**Items listed in a dataset**
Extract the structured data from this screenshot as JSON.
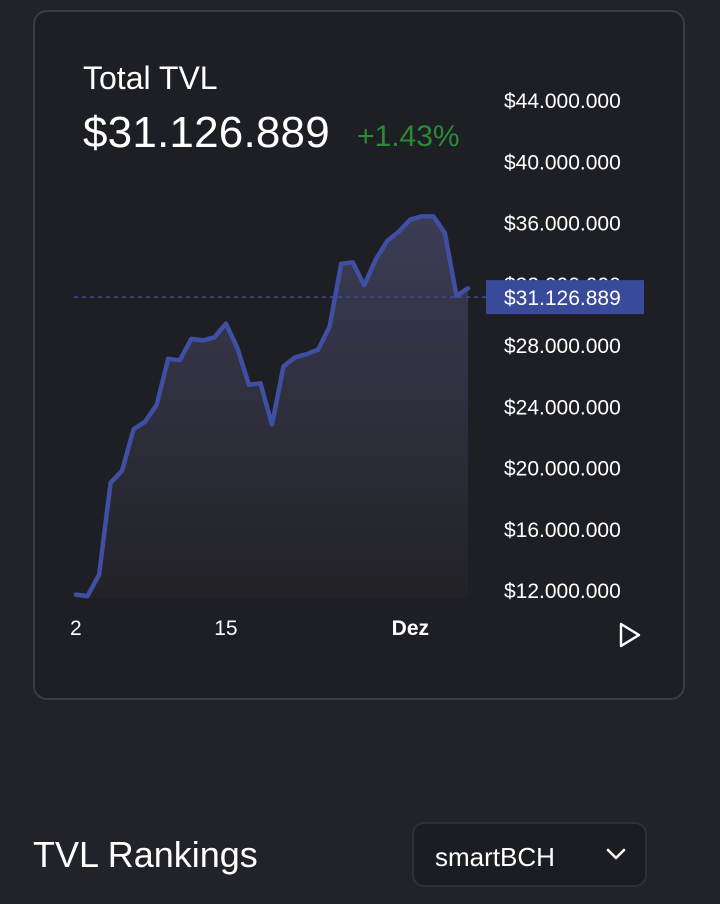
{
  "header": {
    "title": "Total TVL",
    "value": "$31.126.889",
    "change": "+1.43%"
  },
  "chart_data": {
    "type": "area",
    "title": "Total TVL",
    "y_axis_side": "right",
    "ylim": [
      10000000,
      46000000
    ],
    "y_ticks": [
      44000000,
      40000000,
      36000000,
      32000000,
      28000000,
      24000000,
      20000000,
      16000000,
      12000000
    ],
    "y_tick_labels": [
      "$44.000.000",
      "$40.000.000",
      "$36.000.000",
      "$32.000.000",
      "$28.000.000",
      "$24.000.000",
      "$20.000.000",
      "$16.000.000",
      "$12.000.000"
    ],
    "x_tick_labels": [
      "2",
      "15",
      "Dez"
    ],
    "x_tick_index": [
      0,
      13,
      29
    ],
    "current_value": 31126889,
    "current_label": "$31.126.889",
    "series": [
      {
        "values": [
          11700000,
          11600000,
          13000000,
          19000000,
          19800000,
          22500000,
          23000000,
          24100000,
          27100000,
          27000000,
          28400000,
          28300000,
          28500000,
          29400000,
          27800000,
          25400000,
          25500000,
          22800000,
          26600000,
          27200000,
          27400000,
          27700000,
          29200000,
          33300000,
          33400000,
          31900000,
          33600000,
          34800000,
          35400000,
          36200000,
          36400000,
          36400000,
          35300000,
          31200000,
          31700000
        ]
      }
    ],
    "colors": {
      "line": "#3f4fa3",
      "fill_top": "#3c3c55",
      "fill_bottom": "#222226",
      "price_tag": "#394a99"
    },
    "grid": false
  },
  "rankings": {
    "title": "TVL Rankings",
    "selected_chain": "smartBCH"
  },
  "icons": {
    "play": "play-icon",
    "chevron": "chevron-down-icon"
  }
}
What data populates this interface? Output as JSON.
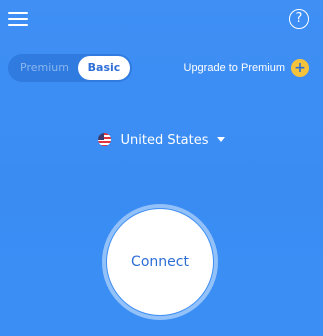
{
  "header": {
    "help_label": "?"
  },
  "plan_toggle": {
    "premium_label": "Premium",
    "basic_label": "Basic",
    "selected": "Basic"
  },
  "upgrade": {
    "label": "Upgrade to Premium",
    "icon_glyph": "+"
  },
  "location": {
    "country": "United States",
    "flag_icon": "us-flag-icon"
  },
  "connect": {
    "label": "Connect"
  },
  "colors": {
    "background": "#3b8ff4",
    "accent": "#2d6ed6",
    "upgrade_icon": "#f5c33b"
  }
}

**Set exercise**
Copy the material exactly. Do not include the pictures.

**Finished answer**
Extract the structured data from this screenshot as JSON.
{
  "header": {
    "title": "Total TVL",
    "value": "$31.126.889",
    "change": "+1.43%"
  },
  "chart_data": {
    "type": "area",
    "title": "Total TVL",
    "y_axis_side": "right",
    "ylim": [
      10000000,
      46000000
    ],
    "y_ticks": [
      44000000,
      40000000,
      36000000,
      32000000,
      28000000,
      24000000,
      20000000,
      16000000,
      12000000
    ],
    "y_tick_labels": [
      "$44.000.000",
      "$40.000.000",
      "$36.000.000",
      "$32.000.000",
      "$28.000.000",
      "$24.000.000",
      "$20.000.000",
      "$16.000.000",
      "$12.000.000"
    ],
    "x_tick_labels": [
      "2",
      "15",
      "Dez"
    ],
    "x_tick_index": [
      0,
      13,
      29
    ],
    "current_value": 31126889,
    "current_label": "$31.126.889",
    "series": [
      {
        "values": [
          11700000,
          11600000,
          13000000,
          19000000,
          19800000,
          22500000,
          23000000,
          24100000,
          27100000,
          27000000,
          28400000,
          28300000,
          28500000,
          29400000,
          27800000,
          25400000,
          25500000,
          22800000,
          26600000,
          27200000,
          27400000,
          27700000,
          29200000,
          33300000,
          33400000,
          31900000,
          33600000,
          34800000,
          35400000,
          36200000,
          36400000,
          36400000,
          35300000,
          31200000,
          31700000
        ]
      }
    ],
    "colors": {
      "line": "#3f4fa3",
      "fill_top": "#3c3c55",
      "fill_bottom": "#222226",
      "price_tag": "#394a99"
    },
    "grid": false
  },
  "rankings": {
    "title": "TVL Rankings",
    "selected_chain": "smartBCH"
  },
  "icons": {
    "play": "play-icon",
    "chevron": "chevron-down-icon"
  }
}
What data populates this interface? Output as JSON.
{
  "header": {
    "help_label": "?"
  },
  "plan_toggle": {
    "premium_label": "Premium",
    "basic_label": "Basic",
    "selected": "Basic"
  },
  "upgrade": {
    "label": "Upgrade to Premium",
    "icon_glyph": "+"
  },
  "location": {
    "country": "United States",
    "flag_icon": "us-flag-icon"
  },
  "connect": {
    "label": "Connect"
  },
  "colors": {
    "background": "#3b8ff4",
    "accent": "#2d6ed6",
    "upgrade_icon": "#f5c33b"
  }
}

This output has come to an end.